━━ PROVIDED ENTRIES ━━

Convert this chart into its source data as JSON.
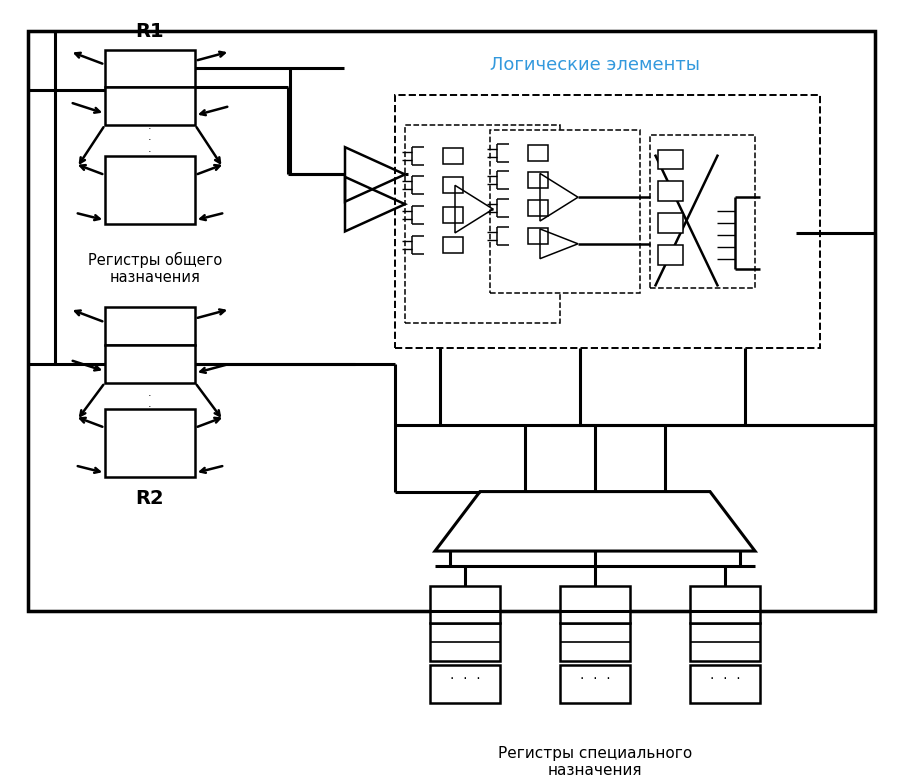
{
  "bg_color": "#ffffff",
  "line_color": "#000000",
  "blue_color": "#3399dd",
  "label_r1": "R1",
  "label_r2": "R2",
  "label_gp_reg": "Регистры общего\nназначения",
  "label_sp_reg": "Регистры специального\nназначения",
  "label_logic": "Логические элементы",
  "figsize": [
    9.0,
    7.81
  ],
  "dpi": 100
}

━━━

• _PROBLEM TO SOLVE_
Retype the records exactly. Any image in them should not appear in what you write.

• _RESPONSE TO THE TASK_
Convert this chart into its source data as JSON.
{
  "bg_color": "#ffffff",
  "line_color": "#000000",
  "blue_color": "#3399dd",
  "label_r1": "R1",
  "label_r2": "R2",
  "label_gp_reg": "Регистры общего\nназначения",
  "label_sp_reg": "Регистры специального\nназначения",
  "label_logic": "Логические элементы",
  "figsize": [
    9.0,
    7.81
  ],
  "dpi": 100
}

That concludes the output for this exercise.